▸ BRIEF
Retype the lines below word for word.

[Layout element annotations]
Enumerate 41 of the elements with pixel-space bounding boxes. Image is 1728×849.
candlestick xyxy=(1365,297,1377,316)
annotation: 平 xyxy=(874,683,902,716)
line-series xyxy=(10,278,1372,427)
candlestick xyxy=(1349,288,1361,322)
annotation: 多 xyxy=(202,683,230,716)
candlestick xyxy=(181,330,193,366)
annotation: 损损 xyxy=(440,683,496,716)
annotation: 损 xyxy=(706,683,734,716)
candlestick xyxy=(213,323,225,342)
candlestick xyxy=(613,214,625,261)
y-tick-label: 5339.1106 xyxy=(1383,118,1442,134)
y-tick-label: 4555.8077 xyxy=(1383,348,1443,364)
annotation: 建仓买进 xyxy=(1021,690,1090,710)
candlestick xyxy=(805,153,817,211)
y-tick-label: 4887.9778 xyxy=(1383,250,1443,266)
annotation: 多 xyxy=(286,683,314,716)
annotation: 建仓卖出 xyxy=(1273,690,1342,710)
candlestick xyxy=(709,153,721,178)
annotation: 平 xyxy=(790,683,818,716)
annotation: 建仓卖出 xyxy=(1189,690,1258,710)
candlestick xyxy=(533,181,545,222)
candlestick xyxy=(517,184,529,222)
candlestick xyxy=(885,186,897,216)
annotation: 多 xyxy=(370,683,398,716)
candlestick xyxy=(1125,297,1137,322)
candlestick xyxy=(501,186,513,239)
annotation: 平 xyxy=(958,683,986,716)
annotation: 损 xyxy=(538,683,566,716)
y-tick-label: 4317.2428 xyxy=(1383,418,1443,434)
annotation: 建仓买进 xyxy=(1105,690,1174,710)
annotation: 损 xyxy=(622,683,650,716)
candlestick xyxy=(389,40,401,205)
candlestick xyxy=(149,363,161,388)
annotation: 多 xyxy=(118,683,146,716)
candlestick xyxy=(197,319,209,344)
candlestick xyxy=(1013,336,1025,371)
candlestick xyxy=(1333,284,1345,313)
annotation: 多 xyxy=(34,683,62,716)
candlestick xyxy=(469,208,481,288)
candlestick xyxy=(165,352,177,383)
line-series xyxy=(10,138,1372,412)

▸ OUTPUT OF THE TASK
Enumerate 41 of the elements with pixel-space bounding boxes. Image is 1728×849.
candlestick xyxy=(1365,297,1377,316)
annotation: 平 xyxy=(874,683,902,716)
line-series xyxy=(10,278,1372,427)
candlestick xyxy=(1349,288,1361,322)
annotation: 多 xyxy=(202,683,230,716)
candlestick xyxy=(181,330,193,366)
annotation: 损损 xyxy=(440,683,496,716)
annotation: 损 xyxy=(706,683,734,716)
candlestick xyxy=(213,323,225,342)
candlestick xyxy=(613,214,625,261)
y-tick-label: 5339.1106 xyxy=(1383,118,1442,134)
y-tick-label: 4555.8077 xyxy=(1383,348,1443,364)
annotation: 建仓买进 xyxy=(1021,690,1090,710)
candlestick xyxy=(805,153,817,211)
y-tick-label: 4887.9778 xyxy=(1383,250,1443,266)
annotation: 多 xyxy=(286,683,314,716)
annotation: 建仓卖出 xyxy=(1273,690,1342,710)
candlestick xyxy=(709,153,721,178)
annotation: 平 xyxy=(790,683,818,716)
annotation: 建仓卖出 xyxy=(1189,690,1258,710)
candlestick xyxy=(533,181,545,222)
candlestick xyxy=(517,184,529,222)
candlestick xyxy=(885,186,897,216)
annotation: 多 xyxy=(370,683,398,716)
candlestick xyxy=(1125,297,1137,322)
candlestick xyxy=(501,186,513,239)
annotation: 平 xyxy=(958,683,986,716)
annotation: 损 xyxy=(538,683,566,716)
y-tick-label: 4317.2428 xyxy=(1383,418,1443,434)
annotation: 建仓买进 xyxy=(1105,690,1174,710)
annotation: 损 xyxy=(622,683,650,716)
candlestick xyxy=(389,40,401,205)
candlestick xyxy=(149,363,161,388)
annotation: 多 xyxy=(118,683,146,716)
candlestick xyxy=(197,319,209,344)
candlestick xyxy=(1013,336,1025,371)
candlestick xyxy=(1333,284,1345,313)
annotation: 多 xyxy=(34,683,62,716)
candlestick xyxy=(469,208,481,288)
candlestick xyxy=(165,352,177,383)
line-series xyxy=(10,138,1372,412)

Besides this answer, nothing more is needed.